_EXERCISE BRIEF_:
Select and copy out every line in the records containing "this".

— START DATA SHOWN —

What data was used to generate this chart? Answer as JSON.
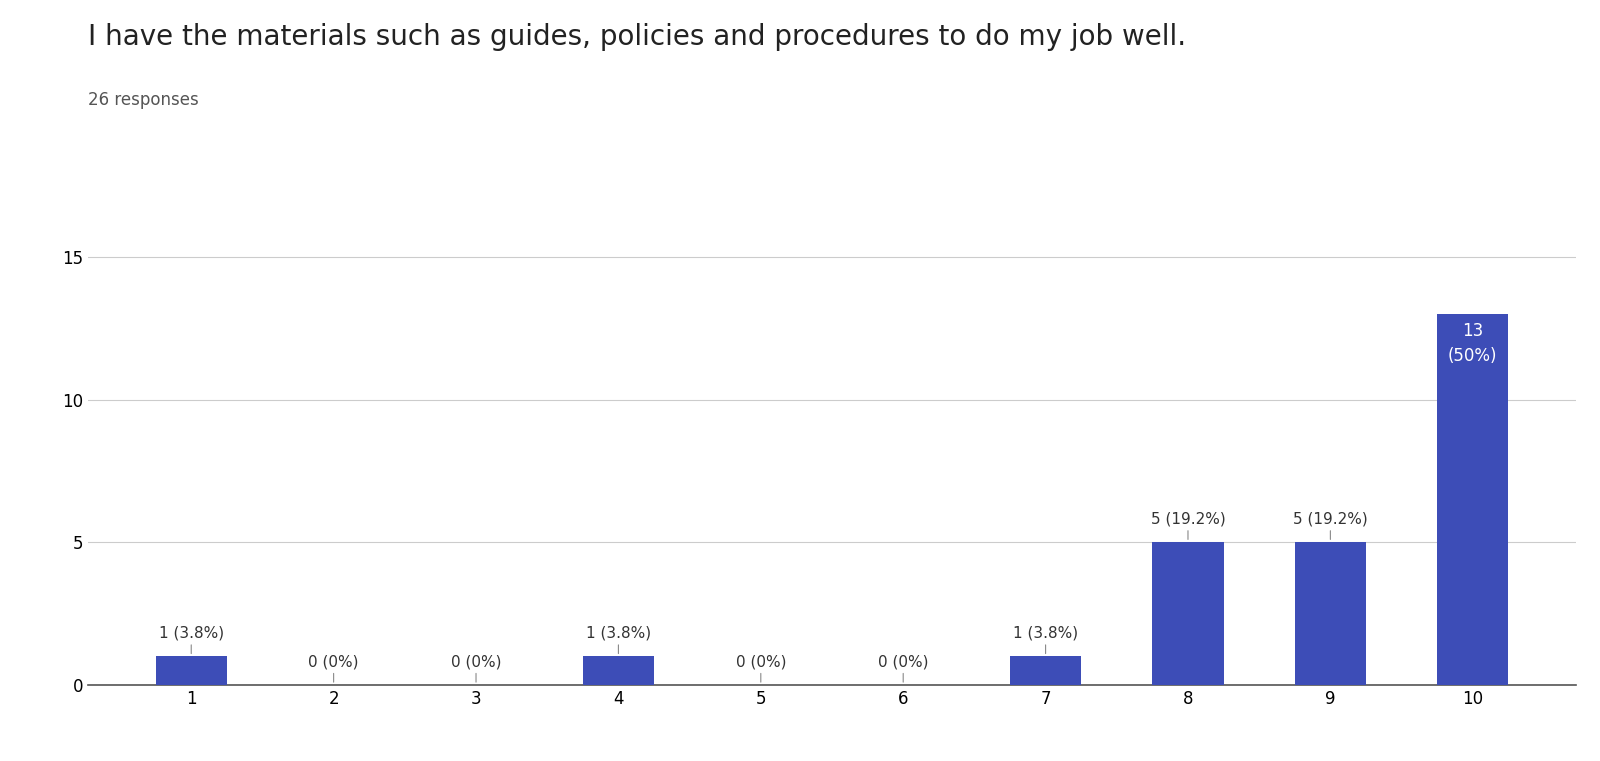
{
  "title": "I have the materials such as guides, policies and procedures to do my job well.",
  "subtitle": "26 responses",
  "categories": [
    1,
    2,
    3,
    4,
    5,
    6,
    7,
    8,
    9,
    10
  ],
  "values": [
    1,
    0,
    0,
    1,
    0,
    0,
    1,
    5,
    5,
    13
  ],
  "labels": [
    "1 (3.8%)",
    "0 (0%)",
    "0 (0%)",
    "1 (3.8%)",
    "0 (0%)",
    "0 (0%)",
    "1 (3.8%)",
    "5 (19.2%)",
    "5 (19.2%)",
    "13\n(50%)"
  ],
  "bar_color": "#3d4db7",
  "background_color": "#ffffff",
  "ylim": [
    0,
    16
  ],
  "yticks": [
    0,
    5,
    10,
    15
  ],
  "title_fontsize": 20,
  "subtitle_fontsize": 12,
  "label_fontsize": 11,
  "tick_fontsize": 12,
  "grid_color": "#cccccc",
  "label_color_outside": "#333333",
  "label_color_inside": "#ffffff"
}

— END DATA SHOWN —
— START DATA SHOWN —

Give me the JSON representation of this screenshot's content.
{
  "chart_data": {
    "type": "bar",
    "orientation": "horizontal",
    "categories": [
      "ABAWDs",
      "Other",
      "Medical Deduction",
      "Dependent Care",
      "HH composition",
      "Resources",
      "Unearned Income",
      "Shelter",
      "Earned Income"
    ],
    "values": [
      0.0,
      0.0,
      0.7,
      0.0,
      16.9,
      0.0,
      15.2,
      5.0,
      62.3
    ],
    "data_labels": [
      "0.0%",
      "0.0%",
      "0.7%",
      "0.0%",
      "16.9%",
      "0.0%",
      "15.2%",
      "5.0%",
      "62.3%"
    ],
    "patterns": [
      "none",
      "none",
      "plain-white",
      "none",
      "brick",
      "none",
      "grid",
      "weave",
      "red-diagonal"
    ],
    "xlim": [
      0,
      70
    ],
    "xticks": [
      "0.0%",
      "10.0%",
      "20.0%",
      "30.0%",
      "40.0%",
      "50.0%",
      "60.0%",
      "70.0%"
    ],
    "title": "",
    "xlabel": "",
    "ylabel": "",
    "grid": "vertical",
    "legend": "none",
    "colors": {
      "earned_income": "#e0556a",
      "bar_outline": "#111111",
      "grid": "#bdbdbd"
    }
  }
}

— END DATA SHOWN —

_ANSWER FOR THE TASK_:
What data was used to generate this chart? Answer as JSON.
Give me the JSON representation of this screenshot's content.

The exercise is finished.